= Exercise description =
Check each line of the data for "grid" and select those that have it.

= Task input =
········

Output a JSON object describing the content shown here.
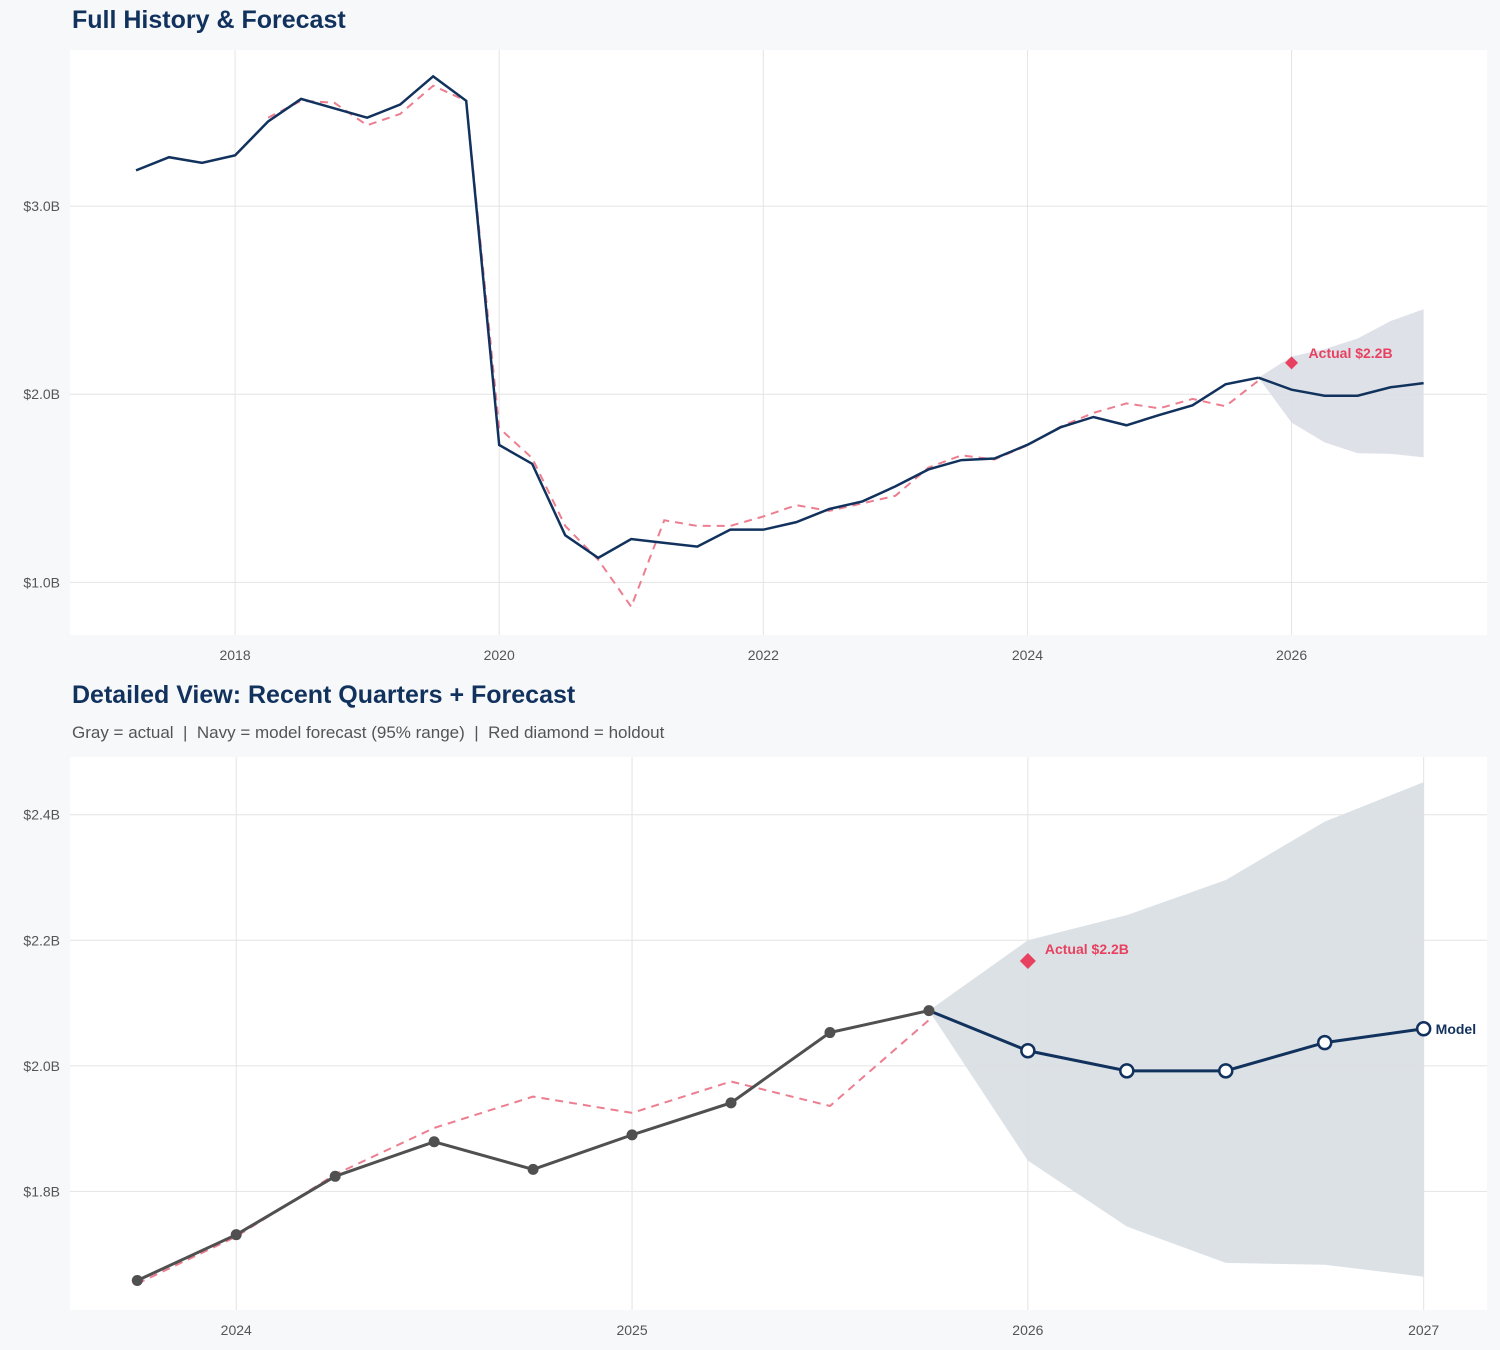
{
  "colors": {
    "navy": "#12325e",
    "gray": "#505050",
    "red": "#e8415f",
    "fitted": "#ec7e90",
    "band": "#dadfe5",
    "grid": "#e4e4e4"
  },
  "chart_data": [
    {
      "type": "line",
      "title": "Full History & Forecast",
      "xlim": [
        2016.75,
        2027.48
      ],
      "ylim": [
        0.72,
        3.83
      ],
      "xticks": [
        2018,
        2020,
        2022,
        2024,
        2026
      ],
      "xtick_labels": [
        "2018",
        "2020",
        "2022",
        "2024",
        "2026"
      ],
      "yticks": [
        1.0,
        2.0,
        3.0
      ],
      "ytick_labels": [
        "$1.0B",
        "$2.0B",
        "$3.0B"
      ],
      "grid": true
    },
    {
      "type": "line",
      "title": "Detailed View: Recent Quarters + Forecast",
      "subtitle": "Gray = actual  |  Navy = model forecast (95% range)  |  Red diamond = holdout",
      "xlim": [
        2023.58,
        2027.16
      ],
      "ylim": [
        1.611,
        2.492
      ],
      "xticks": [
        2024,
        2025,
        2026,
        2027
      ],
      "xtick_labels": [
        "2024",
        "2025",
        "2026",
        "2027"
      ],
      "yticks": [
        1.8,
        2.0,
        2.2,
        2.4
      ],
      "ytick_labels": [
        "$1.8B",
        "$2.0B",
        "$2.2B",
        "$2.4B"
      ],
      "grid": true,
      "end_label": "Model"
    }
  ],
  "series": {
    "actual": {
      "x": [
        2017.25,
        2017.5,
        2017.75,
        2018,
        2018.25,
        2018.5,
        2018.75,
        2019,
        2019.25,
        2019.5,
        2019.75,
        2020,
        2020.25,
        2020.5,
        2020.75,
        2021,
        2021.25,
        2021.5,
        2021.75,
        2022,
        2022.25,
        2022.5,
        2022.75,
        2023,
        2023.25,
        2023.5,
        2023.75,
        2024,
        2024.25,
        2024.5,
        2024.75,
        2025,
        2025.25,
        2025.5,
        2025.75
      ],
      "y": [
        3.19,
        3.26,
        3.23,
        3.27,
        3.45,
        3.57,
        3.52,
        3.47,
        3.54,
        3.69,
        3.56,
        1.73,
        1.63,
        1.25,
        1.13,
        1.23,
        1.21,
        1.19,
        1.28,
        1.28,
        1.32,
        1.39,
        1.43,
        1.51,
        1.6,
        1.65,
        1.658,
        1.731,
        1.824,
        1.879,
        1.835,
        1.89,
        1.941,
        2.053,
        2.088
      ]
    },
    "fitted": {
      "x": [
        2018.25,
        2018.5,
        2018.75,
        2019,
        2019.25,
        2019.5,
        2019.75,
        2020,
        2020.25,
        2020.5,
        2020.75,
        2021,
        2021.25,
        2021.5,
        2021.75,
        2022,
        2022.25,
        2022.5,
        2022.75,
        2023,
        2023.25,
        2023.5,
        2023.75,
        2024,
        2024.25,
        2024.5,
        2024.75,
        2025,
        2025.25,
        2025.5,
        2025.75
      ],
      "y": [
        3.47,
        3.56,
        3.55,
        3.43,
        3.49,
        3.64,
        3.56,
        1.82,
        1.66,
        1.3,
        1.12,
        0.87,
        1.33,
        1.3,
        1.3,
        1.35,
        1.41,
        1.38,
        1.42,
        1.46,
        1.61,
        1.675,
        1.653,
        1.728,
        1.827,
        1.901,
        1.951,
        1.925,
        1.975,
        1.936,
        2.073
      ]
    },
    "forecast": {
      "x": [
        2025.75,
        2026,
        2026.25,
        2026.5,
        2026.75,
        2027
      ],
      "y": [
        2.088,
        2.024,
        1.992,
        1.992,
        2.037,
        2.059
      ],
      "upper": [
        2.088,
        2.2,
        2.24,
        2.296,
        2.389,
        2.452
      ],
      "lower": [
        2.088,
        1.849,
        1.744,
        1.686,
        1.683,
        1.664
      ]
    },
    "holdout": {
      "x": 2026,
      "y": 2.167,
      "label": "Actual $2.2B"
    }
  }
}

········

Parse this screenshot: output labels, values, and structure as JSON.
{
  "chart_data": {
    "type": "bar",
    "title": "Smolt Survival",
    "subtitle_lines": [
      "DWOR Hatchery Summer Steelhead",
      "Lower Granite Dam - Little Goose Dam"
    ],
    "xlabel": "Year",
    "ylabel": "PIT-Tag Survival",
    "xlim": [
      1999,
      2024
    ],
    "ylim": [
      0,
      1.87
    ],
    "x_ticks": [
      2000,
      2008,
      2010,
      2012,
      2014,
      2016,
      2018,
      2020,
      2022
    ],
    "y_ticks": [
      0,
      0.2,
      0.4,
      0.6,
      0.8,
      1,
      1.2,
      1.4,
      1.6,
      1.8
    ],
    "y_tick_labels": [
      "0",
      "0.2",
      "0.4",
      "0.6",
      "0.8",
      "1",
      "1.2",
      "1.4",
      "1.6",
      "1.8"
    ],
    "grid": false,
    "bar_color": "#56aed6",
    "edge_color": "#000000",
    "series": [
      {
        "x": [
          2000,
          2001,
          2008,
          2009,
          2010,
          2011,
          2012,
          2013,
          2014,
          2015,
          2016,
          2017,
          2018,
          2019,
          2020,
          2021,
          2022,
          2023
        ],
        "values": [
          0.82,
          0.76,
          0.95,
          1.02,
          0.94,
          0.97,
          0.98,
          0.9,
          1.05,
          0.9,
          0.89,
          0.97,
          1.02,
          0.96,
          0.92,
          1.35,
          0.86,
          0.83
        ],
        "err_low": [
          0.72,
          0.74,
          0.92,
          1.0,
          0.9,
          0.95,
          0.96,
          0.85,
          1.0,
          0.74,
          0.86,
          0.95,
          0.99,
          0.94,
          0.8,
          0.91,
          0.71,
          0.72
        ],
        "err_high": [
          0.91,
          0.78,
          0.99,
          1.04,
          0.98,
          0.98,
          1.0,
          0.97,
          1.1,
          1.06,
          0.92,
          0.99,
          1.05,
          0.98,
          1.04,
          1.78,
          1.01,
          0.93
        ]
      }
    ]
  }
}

········

= Task response =
    "grid": "#e4e4e4"
      "grid": true
      "grid": true,
    "grid": false,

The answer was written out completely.